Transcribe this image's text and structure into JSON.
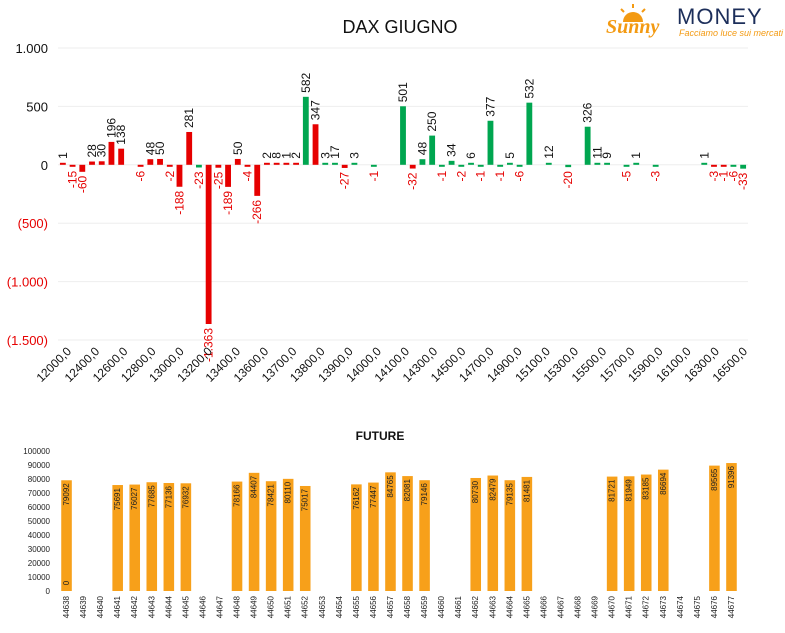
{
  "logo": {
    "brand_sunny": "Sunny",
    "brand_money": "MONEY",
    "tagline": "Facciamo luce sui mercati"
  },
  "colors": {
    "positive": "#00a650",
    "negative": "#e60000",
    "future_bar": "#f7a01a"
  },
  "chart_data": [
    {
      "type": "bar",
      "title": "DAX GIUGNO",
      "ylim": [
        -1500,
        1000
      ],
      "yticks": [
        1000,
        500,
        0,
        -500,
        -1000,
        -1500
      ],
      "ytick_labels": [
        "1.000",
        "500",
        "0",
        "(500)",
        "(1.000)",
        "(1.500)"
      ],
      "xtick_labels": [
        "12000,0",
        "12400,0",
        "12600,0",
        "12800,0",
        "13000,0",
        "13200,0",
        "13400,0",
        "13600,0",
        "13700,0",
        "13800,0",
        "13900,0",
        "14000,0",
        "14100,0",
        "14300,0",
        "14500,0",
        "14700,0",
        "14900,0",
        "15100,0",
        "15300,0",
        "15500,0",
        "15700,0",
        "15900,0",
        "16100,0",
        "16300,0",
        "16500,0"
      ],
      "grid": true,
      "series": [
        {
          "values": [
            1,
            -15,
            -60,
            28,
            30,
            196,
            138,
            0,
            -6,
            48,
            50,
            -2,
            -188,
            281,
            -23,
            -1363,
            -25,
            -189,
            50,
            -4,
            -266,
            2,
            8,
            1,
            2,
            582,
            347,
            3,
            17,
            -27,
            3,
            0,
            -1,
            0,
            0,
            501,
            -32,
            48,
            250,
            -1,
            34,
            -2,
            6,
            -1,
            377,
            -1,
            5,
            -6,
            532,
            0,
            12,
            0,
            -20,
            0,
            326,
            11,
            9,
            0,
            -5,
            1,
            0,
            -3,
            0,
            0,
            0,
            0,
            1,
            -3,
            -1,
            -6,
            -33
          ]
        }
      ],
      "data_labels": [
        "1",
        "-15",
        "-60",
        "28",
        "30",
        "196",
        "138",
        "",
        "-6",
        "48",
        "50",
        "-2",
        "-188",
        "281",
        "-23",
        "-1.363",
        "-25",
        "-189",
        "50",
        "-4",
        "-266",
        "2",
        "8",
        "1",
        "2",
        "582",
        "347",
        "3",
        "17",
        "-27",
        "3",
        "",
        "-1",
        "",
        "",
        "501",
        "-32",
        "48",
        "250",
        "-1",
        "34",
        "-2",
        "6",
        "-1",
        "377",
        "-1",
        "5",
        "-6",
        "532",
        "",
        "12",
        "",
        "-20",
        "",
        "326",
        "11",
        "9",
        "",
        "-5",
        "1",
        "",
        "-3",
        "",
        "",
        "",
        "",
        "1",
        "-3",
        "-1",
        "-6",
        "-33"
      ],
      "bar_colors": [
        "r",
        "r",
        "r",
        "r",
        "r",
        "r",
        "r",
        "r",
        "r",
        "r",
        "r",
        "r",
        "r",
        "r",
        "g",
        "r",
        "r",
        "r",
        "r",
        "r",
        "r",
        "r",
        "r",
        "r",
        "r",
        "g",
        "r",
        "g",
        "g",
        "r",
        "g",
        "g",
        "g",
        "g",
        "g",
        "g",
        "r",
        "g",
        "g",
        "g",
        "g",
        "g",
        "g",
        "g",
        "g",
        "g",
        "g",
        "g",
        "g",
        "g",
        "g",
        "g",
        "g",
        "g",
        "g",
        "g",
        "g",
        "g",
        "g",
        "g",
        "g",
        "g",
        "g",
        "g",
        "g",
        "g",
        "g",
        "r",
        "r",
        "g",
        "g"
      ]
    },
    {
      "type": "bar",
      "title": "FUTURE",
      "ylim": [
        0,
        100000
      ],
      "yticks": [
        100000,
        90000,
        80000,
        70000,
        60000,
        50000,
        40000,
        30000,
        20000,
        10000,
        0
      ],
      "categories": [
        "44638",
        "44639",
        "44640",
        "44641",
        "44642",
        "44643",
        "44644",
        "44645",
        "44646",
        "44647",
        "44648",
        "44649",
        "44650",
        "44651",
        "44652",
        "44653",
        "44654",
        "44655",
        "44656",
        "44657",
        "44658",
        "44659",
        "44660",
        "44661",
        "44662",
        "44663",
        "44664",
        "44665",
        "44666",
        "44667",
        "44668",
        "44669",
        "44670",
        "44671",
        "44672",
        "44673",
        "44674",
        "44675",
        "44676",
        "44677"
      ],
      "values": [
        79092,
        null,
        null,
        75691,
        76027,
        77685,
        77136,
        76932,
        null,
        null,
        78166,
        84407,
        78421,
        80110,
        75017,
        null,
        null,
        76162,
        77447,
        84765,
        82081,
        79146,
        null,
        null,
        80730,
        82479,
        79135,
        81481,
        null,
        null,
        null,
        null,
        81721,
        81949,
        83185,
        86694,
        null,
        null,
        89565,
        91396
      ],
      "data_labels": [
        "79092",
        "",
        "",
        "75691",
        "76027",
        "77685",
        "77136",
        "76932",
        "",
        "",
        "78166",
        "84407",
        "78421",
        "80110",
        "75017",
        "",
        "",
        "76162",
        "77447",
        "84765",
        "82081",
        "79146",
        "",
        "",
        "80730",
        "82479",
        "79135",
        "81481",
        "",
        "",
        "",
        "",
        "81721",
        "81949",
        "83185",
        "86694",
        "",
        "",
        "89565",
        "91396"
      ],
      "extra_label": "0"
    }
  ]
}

:::::

# [To do]
Exclude every picture and copy the remaining data exactly.

# [Right answer]
Transcribe this image's text and structure into JSON.
{
  "logo": {
    "brand_sunny": "Sunny",
    "brand_money": "MONEY",
    "tagline": "Facciamo luce sui mercati"
  },
  "colors": {
    "positive": "#00a650",
    "negative": "#e60000",
    "future_bar": "#f7a01a"
  },
  "chart_data": [
    {
      "type": "bar",
      "title": "DAX GIUGNO",
      "ylim": [
        -1500,
        1000
      ],
      "yticks": [
        1000,
        500,
        0,
        -500,
        -1000,
        -1500
      ],
      "ytick_labels": [
        "1.000",
        "500",
        "0",
        "(500)",
        "(1.000)",
        "(1.500)"
      ],
      "xtick_labels": [
        "12000,0",
        "12400,0",
        "12600,0",
        "12800,0",
        "13000,0",
        "13200,0",
        "13400,0",
        "13600,0",
        "13700,0",
        "13800,0",
        "13900,0",
        "14000,0",
        "14100,0",
        "14300,0",
        "14500,0",
        "14700,0",
        "14900,0",
        "15100,0",
        "15300,0",
        "15500,0",
        "15700,0",
        "15900,0",
        "16100,0",
        "16300,0",
        "16500,0"
      ],
      "grid": true,
      "series": [
        {
          "values": [
            1,
            -15,
            -60,
            28,
            30,
            196,
            138,
            0,
            -6,
            48,
            50,
            -2,
            -188,
            281,
            -23,
            -1363,
            -25,
            -189,
            50,
            -4,
            -266,
            2,
            8,
            1,
            2,
            582,
            347,
            3,
            17,
            -27,
            3,
            0,
            -1,
            0,
            0,
            501,
            -32,
            48,
            250,
            -1,
            34,
            -2,
            6,
            -1,
            377,
            -1,
            5,
            -6,
            532,
            0,
            12,
            0,
            -20,
            0,
            326,
            11,
            9,
            0,
            -5,
            1,
            0,
            -3,
            0,
            0,
            0,
            0,
            1,
            -3,
            -1,
            -6,
            -33
          ]
        }
      ],
      "data_labels": [
        "1",
        "-15",
        "-60",
        "28",
        "30",
        "196",
        "138",
        "",
        "-6",
        "48",
        "50",
        "-2",
        "-188",
        "281",
        "-23",
        "-1.363",
        "-25",
        "-189",
        "50",
        "-4",
        "-266",
        "2",
        "8",
        "1",
        "2",
        "582",
        "347",
        "3",
        "17",
        "-27",
        "3",
        "",
        "-1",
        "",
        "",
        "501",
        "-32",
        "48",
        "250",
        "-1",
        "34",
        "-2",
        "6",
        "-1",
        "377",
        "-1",
        "5",
        "-6",
        "532",
        "",
        "12",
        "",
        "-20",
        "",
        "326",
        "11",
        "9",
        "",
        "-5",
        "1",
        "",
        "-3",
        "",
        "",
        "",
        "",
        "1",
        "-3",
        "-1",
        "-6",
        "-33"
      ],
      "bar_colors": [
        "r",
        "r",
        "r",
        "r",
        "r",
        "r",
        "r",
        "r",
        "r",
        "r",
        "r",
        "r",
        "r",
        "r",
        "g",
        "r",
        "r",
        "r",
        "r",
        "r",
        "r",
        "r",
        "r",
        "r",
        "r",
        "g",
        "r",
        "g",
        "g",
        "r",
        "g",
        "g",
        "g",
        "g",
        "g",
        "g",
        "r",
        "g",
        "g",
        "g",
        "g",
        "g",
        "g",
        "g",
        "g",
        "g",
        "g",
        "g",
        "g",
        "g",
        "g",
        "g",
        "g",
        "g",
        "g",
        "g",
        "g",
        "g",
        "g",
        "g",
        "g",
        "g",
        "g",
        "g",
        "g",
        "g",
        "g",
        "r",
        "r",
        "g",
        "g"
      ]
    },
    {
      "type": "bar",
      "title": "FUTURE",
      "ylim": [
        0,
        100000
      ],
      "yticks": [
        100000,
        90000,
        80000,
        70000,
        60000,
        50000,
        40000,
        30000,
        20000,
        10000,
        0
      ],
      "categories": [
        "44638",
        "44639",
        "44640",
        "44641",
        "44642",
        "44643",
        "44644",
        "44645",
        "44646",
        "44647",
        "44648",
        "44649",
        "44650",
        "44651",
        "44652",
        "44653",
        "44654",
        "44655",
        "44656",
        "44657",
        "44658",
        "44659",
        "44660",
        "44661",
        "44662",
        "44663",
        "44664",
        "44665",
        "44666",
        "44667",
        "44668",
        "44669",
        "44670",
        "44671",
        "44672",
        "44673",
        "44674",
        "44675",
        "44676",
        "44677"
      ],
      "values": [
        79092,
        null,
        null,
        75691,
        76027,
        77685,
        77136,
        76932,
        null,
        null,
        78166,
        84407,
        78421,
        80110,
        75017,
        null,
        null,
        76162,
        77447,
        84765,
        82081,
        79146,
        null,
        null,
        80730,
        82479,
        79135,
        81481,
        null,
        null,
        null,
        null,
        81721,
        81949,
        83185,
        86694,
        null,
        null,
        89565,
        91396
      ],
      "data_labels": [
        "79092",
        "",
        "",
        "75691",
        "76027",
        "77685",
        "77136",
        "76932",
        "",
        "",
        "78166",
        "84407",
        "78421",
        "80110",
        "75017",
        "",
        "",
        "76162",
        "77447",
        "84765",
        "82081",
        "79146",
        "",
        "",
        "80730",
        "82479",
        "79135",
        "81481",
        "",
        "",
        "",
        "",
        "81721",
        "81949",
        "83185",
        "86694",
        "",
        "",
        "89565",
        "91396"
      ],
      "extra_label": "0"
    }
  ]
}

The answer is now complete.